**Data supplied**
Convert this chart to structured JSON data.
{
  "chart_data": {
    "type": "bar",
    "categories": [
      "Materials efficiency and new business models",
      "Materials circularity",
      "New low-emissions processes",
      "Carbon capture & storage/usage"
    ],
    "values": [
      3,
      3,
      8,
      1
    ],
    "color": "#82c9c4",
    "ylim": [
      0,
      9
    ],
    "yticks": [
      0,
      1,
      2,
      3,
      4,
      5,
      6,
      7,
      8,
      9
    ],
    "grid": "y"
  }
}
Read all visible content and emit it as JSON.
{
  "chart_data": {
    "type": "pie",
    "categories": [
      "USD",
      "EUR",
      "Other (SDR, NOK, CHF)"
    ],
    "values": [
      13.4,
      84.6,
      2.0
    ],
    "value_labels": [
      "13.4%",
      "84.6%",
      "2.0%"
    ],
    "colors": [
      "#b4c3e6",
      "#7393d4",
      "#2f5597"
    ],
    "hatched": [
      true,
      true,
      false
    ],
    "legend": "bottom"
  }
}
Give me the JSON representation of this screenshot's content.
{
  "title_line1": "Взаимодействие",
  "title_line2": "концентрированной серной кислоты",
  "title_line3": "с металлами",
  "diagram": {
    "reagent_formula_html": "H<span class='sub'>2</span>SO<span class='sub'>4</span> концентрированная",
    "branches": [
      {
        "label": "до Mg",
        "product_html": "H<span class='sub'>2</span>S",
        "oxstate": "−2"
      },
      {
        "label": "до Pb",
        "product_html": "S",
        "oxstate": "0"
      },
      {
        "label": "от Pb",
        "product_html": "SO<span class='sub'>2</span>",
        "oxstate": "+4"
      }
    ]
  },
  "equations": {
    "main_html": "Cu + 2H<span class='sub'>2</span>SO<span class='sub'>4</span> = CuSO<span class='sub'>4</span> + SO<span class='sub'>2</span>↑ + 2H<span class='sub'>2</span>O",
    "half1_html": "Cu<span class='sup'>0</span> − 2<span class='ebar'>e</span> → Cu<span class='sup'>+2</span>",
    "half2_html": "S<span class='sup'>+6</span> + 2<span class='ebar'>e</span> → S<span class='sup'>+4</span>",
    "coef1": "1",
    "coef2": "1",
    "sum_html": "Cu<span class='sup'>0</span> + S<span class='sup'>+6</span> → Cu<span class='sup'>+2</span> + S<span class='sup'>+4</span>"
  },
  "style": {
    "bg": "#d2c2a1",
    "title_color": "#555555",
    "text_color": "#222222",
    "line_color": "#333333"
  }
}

**Exercise goal**
Type the material above out again, exactly.

**Written solution**
Convert this chart to structured JSON data.
{
  "chart_data": {
    "type": "bar",
    "categories": [
      "Materials efficiency and new business models",
      "Materials circularity",
      "New low-emissions processes",
      "Carbon capture & storage/usage"
    ],
    "values": [
      3,
      3,
      8,
      1
    ],
    "color": "#82c9c4",
    "ylim": [
      0,
      9
    ],
    "yticks": [
      0,
      1,
      2,
      3,
      4,
      5,
      6,
      7,
      8,
      9
    ],
    "grid": "y"
  }
}
Read all visible content and emit it as JSON.
{
  "chart_data": {
    "type": "pie",
    "categories": [
      "USD",
      "EUR",
      "Other (SDR, NOK, CHF)"
    ],
    "values": [
      13.4,
      84.6,
      2.0
    ],
    "value_labels": [
      "13.4%",
      "84.6%",
      "2.0%"
    ],
    "colors": [
      "#b4c3e6",
      "#7393d4",
      "#2f5597"
    ],
    "hatched": [
      true,
      true,
      false
    ],
    "legend": "bottom"
  }
}
Give me the JSON representation of this screenshot's content.
{
  "title_line1": "Взаимодействие",
  "title_line2": "концентрированной серной кислоты",
  "title_line3": "с металлами",
  "diagram": {
    "reagent_formula_html": "H<span class='sub'>2</span>SO<span class='sub'>4</span> концентрированная",
    "branches": [
      {
        "label": "до Mg",
        "product_html": "H<span class='sub'>2</span>S",
        "oxstate": "−2"
      },
      {
        "label": "до Pb",
        "product_html": "S",
        "oxstate": "0"
      },
      {
        "label": "от Pb",
        "product_html": "SO<span class='sub'>2</span>",
        "oxstate": "+4"
      }
    ]
  },
  "equations": {
    "main_html": "Cu + 2H<span class='sub'>2</span>SO<span class='sub'>4</span> = CuSO<span class='sub'>4</span> + SO<span class='sub'>2</span>↑ + 2H<span class='sub'>2</span>O",
    "half1_html": "Cu<span class='sup'>0</span> − 2<span class='ebar'>e</span> → Cu<span class='sup'>+2</span>",
    "half2_html": "S<span class='sup'>+6</span> + 2<span class='ebar'>e</span> → S<span class='sup'>+4</span>",
    "coef1": "1",
    "coef2": "1",
    "sum_html": "Cu<span class='sup'>0</span> + S<span class='sup'>+6</span> → Cu<span class='sup'>+2</span> + S<span class='sup'>+4</span>"
  },
  "style": {
    "bg": "#d2c2a1",
    "title_color": "#555555",
    "text_color": "#222222",
    "line_color": "#333333"
  }
}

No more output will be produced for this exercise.